Instructions to follow » Copy, without changes, the lines from the one containing "Segment this screenshot: for" through the one containing "cancel-button[interactable]: Отмена (564, 614, 696, 659)", inclusive.

Exercise materials »

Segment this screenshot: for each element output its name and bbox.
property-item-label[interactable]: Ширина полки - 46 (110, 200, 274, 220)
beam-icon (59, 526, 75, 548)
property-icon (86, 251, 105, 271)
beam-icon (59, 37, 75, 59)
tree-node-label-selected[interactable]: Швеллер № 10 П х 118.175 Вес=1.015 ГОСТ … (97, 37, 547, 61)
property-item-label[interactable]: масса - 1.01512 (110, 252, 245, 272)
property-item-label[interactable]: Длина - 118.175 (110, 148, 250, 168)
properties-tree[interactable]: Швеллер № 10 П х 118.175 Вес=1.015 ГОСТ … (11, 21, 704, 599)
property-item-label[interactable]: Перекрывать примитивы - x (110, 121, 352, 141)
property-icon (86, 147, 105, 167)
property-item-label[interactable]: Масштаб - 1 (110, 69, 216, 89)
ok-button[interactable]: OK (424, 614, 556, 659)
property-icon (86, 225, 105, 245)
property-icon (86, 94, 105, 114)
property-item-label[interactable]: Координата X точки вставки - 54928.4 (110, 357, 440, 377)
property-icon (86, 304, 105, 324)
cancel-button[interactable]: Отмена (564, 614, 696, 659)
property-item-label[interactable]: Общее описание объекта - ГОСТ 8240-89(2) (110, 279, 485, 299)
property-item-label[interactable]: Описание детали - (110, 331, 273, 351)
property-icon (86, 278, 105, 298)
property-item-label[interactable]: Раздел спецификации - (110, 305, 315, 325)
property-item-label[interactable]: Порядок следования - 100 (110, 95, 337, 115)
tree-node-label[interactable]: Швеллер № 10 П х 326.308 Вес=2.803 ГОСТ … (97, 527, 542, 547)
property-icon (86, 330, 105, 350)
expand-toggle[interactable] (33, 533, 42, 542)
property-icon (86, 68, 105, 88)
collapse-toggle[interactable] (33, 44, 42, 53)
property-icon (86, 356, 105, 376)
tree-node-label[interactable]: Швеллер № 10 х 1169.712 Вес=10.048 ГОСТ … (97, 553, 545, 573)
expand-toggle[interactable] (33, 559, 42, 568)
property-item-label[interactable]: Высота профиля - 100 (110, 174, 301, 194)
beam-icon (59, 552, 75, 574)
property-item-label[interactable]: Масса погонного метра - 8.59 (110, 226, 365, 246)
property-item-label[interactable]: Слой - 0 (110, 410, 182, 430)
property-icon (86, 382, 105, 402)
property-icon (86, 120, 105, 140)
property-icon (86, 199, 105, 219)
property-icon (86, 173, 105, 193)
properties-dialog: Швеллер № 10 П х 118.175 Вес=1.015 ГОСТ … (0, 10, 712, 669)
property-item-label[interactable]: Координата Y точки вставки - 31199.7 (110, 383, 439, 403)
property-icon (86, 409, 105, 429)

--

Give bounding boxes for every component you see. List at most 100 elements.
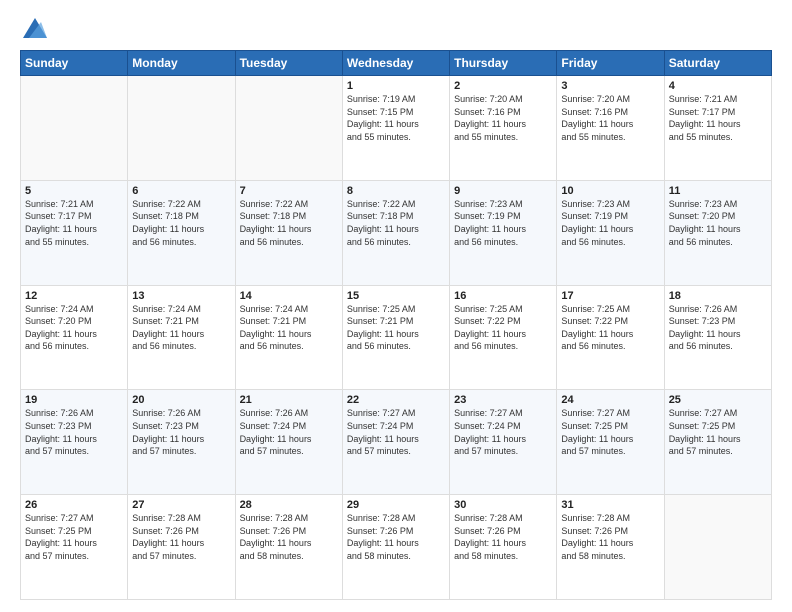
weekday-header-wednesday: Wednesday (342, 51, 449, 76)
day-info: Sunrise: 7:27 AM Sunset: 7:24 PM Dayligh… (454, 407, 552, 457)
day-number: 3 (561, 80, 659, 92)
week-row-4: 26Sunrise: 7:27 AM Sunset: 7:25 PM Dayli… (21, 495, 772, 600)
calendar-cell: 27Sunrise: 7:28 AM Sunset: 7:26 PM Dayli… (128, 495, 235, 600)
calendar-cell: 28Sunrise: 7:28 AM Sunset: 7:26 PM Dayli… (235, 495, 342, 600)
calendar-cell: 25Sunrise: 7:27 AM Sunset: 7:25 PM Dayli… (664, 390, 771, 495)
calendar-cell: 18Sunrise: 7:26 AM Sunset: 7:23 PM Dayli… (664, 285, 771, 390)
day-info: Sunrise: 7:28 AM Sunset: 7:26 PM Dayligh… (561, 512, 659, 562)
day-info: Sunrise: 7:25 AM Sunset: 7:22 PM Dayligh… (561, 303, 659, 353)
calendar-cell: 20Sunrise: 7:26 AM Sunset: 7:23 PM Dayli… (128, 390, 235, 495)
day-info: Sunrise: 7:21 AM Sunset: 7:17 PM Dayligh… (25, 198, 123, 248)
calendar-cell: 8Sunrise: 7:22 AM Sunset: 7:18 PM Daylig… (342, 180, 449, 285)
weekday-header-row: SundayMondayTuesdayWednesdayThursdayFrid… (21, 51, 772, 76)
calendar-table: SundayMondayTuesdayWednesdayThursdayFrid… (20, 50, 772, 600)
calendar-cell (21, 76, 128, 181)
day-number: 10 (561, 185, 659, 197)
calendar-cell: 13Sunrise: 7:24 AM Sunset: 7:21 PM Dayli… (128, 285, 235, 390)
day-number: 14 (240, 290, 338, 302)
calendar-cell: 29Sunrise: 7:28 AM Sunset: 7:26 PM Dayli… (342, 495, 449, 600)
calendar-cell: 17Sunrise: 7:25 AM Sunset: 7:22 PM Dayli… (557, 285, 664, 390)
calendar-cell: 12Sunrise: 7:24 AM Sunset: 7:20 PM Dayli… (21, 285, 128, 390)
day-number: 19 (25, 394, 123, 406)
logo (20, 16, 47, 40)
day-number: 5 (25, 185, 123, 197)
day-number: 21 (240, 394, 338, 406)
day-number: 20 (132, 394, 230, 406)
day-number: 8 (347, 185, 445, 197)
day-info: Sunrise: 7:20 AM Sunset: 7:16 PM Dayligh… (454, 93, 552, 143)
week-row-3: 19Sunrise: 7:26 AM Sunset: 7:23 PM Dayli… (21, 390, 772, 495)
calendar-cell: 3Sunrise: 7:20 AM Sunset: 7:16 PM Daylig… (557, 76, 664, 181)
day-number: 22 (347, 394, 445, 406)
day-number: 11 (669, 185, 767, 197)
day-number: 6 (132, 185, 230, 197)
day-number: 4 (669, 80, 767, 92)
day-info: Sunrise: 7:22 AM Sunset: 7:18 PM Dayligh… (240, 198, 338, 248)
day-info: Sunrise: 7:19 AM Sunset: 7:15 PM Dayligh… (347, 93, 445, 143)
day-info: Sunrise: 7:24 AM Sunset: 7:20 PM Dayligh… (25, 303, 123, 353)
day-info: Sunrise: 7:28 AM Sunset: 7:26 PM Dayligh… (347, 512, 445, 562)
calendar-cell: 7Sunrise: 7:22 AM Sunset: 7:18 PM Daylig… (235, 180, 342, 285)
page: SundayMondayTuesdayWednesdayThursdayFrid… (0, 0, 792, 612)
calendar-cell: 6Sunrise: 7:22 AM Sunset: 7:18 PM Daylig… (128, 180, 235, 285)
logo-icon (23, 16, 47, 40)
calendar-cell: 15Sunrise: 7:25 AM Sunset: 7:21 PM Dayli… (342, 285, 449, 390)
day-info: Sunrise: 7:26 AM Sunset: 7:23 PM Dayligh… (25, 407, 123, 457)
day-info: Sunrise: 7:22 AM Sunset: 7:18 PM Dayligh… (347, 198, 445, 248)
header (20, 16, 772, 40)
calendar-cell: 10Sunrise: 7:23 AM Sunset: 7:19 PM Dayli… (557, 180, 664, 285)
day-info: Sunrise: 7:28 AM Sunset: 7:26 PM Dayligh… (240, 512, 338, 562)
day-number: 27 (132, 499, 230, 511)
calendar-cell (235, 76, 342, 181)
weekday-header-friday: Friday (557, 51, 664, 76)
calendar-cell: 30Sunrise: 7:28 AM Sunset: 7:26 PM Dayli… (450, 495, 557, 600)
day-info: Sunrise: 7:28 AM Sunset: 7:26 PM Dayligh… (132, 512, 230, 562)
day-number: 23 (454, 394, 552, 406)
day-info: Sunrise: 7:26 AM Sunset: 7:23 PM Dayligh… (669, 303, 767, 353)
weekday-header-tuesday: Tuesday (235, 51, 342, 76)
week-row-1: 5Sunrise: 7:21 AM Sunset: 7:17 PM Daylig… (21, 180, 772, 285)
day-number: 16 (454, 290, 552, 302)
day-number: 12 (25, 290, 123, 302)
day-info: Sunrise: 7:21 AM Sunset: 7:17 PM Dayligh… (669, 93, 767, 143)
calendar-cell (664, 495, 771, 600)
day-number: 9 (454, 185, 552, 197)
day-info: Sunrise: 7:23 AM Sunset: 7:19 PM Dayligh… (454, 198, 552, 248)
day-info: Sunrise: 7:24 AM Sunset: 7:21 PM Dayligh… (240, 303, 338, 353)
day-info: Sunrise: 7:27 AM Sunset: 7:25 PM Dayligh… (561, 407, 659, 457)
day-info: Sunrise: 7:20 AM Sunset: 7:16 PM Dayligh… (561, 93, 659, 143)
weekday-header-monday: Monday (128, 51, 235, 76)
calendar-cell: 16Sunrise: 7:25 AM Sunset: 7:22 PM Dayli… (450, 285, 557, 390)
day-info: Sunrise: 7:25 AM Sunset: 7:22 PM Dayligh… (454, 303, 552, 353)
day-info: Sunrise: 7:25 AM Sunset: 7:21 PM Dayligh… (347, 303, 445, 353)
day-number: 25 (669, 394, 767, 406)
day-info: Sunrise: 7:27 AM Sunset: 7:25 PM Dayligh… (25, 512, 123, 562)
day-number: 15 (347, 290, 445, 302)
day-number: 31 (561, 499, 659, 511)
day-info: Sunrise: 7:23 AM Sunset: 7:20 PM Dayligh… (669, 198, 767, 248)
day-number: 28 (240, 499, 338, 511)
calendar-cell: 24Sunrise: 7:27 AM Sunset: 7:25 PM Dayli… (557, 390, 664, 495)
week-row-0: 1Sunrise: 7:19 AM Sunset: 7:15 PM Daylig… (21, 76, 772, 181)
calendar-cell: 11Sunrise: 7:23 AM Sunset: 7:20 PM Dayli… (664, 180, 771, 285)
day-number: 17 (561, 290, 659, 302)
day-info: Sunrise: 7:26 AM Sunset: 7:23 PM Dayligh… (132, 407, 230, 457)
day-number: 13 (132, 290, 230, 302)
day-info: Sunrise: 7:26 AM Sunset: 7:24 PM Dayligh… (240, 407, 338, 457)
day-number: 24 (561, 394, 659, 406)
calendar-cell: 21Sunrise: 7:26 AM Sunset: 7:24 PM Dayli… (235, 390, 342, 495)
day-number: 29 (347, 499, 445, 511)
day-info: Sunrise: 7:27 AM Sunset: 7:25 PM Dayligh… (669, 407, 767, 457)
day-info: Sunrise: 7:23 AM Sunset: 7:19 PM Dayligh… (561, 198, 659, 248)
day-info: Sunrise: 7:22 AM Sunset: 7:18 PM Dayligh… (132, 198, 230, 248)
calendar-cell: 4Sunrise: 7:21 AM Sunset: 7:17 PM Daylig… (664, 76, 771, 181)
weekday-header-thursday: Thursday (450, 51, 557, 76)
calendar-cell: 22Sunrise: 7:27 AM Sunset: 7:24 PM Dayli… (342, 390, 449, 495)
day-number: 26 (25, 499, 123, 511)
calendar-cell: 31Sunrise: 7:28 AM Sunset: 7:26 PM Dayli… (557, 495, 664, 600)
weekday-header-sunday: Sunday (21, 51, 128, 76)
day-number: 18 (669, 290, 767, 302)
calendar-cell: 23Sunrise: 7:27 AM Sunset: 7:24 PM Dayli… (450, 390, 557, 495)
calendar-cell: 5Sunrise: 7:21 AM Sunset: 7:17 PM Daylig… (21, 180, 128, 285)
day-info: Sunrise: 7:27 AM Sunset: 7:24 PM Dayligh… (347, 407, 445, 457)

---

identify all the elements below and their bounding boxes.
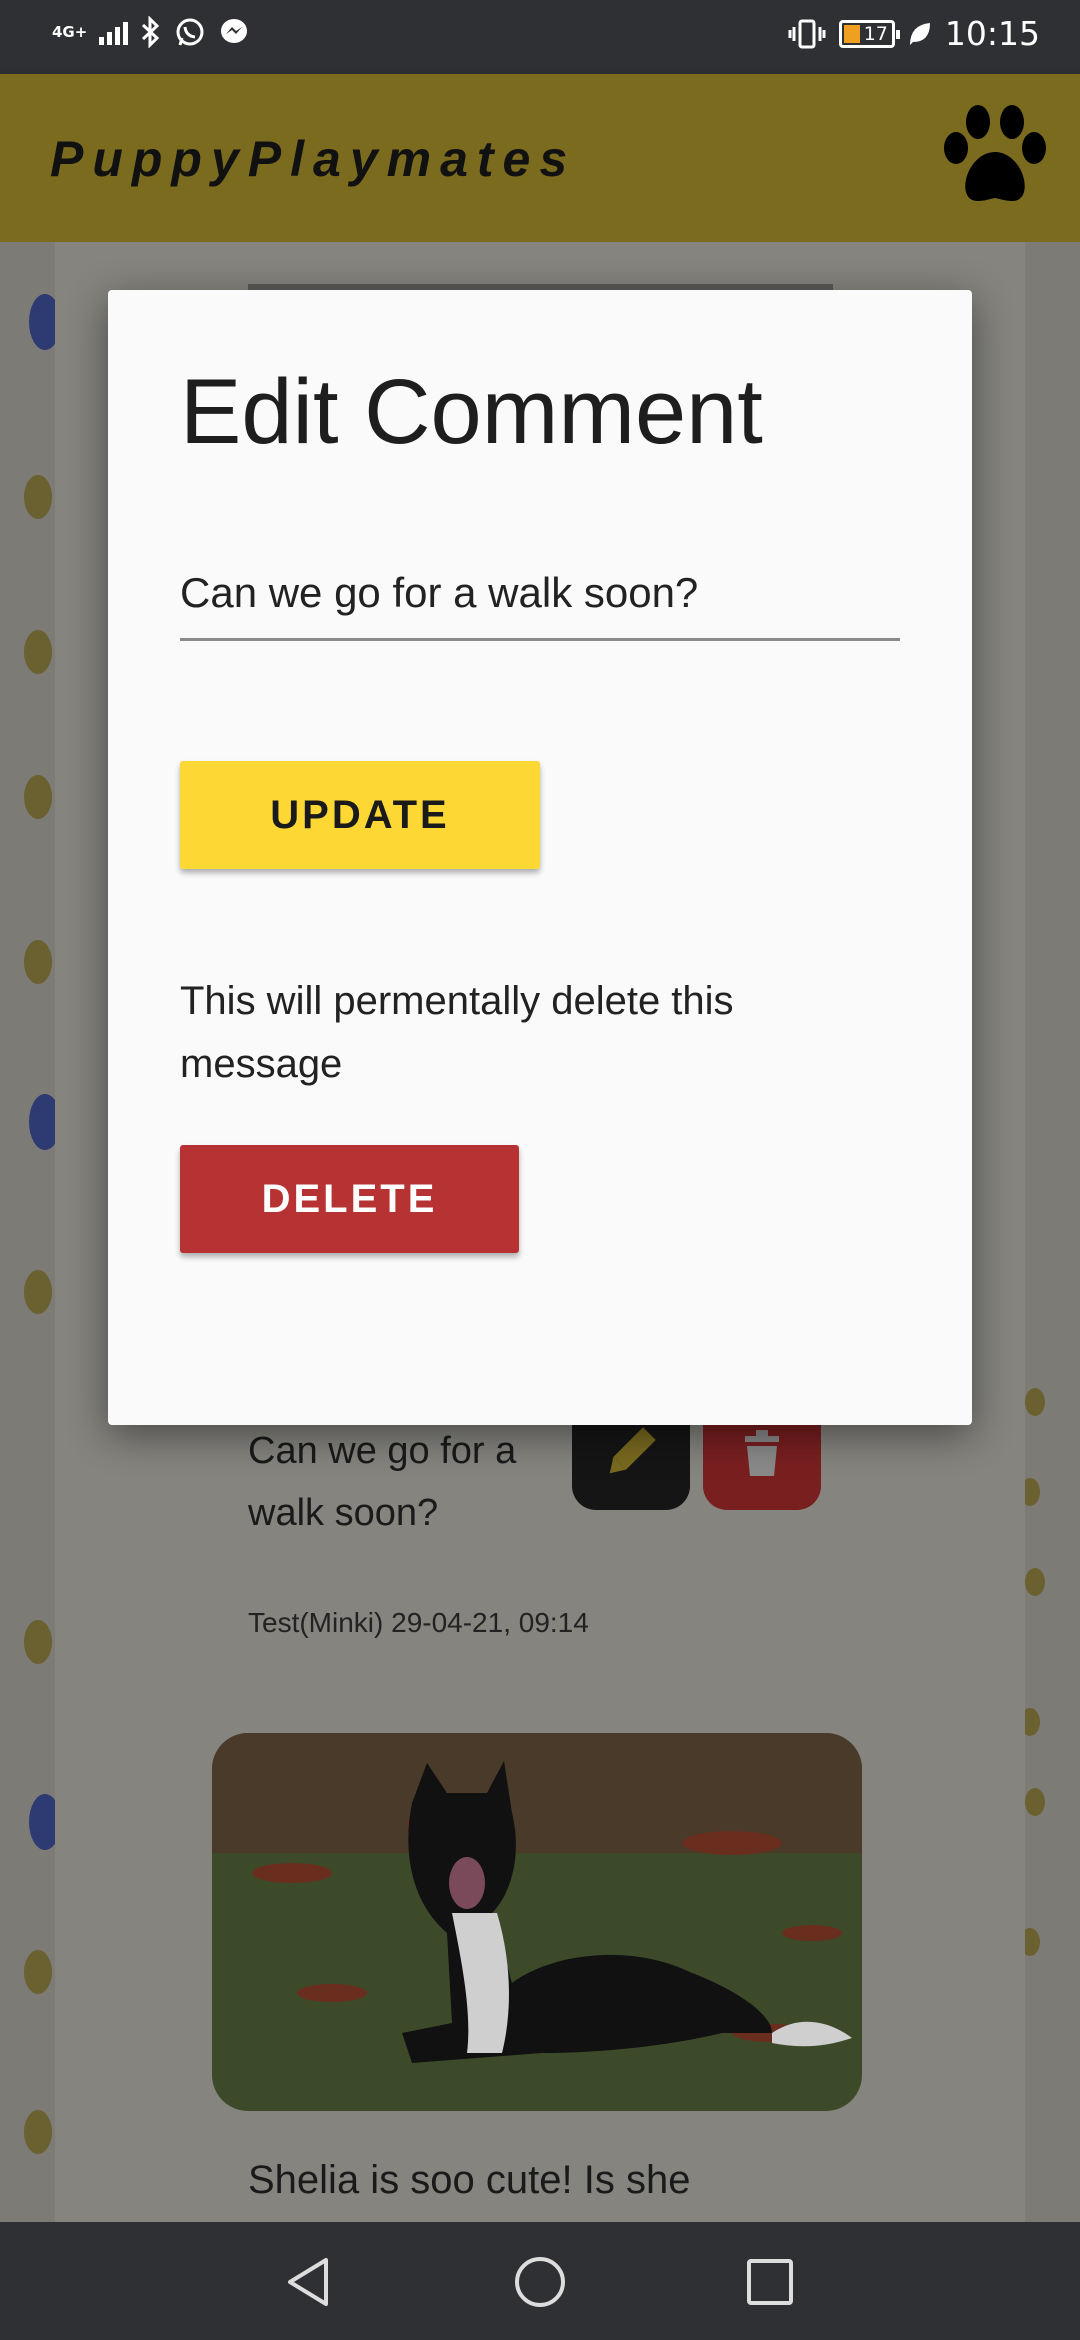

Output »
Segment this screenshot: for each element output its name and bbox.
property-item-label[interactable]: Ширина полки - 46 (110, 200, 274, 220)
beam-icon (59, 526, 75, 548)
property-icon (86, 251, 105, 271)
beam-icon (59, 37, 75, 59)
tree-node-label-selected[interactable]: Швеллер № 10 П х 118.175 Вес=1.015 ГОСТ … (97, 37, 547, 61)
property-item-label[interactable]: масса - 1.01512 (110, 252, 245, 272)
property-item-label[interactable]: Длина - 118.175 (110, 148, 250, 168)
properties-tree[interactable]: Швеллер № 10 П х 118.175 Вес=1.015 ГОСТ … (11, 21, 704, 599)
property-item-label[interactable]: Перекрывать примитивы - x (110, 121, 352, 141)
property-icon (86, 147, 105, 167)
property-item-label[interactable]: Масштаб - 1 (110, 69, 216, 89)
ok-button[interactable]: OK (424, 614, 556, 659)
property-icon (86, 225, 105, 245)
property-icon (86, 94, 105, 114)
property-item-label[interactable]: Координата X точки вставки - 54928.4 (110, 357, 440, 377)
property-icon (86, 304, 105, 324)
cancel-button[interactable]: Отмена (564, 614, 696, 659)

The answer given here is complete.